Set exercise:
Can you print every record below exactly as written?

(Stored data entries)

##############################

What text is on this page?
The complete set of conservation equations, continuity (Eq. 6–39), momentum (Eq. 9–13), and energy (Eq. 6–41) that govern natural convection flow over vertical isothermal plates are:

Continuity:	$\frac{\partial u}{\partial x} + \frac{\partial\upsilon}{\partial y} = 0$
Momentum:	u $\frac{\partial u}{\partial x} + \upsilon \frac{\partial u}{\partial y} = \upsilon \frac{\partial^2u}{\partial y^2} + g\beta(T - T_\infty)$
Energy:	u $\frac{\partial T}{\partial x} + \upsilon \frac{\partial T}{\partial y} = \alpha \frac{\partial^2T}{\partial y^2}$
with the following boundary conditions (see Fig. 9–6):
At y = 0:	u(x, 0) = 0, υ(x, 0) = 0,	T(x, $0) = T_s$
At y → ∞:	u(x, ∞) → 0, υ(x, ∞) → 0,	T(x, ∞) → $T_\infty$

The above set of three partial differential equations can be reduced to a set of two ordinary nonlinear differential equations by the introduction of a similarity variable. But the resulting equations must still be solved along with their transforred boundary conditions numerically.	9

##############################

Worked solution:
What text is on this page?
The complete set of conservation equations, continuity (Eq. 6–39), momentum (Eq. 9–13), and energy (Eq. 6–41) that govern natural convection flow over vertical isothermal plates are:

Continuity:	$\frac{\partial u}{\partial x} + \frac{\partial\upsilon}{\partial y} = 0$
Momentum:	u $\frac{\partial u}{\partial x} + \upsilon \frac{\partial u}{\partial y} = \upsilon \frac{\partial^2u}{\partial y^2} + g\beta(T - T_\infty)$
Energy:	u $\frac{\partial T}{\partial x} + \upsilon \frac{\partial T}{\partial y} = \alpha \frac{\partial^2T}{\partial y^2}$
with the following boundary conditions (see Fig. 9–6):
At y = 0:	u(x, 0) = 0, υ(x, 0) = 0,	T(x, $0) = T_s$
At y → ∞:	u(x, ∞) → 0, υ(x, ∞) → 0,	T(x, ∞) → $T_\infty$

The above set of three partial differential equations can be reduced to a set of two ordinary nonlinear differential equations by the introduction of a similarity variable. But the resulting equations must still be solved along with their transforred boundary conditions numerically.	9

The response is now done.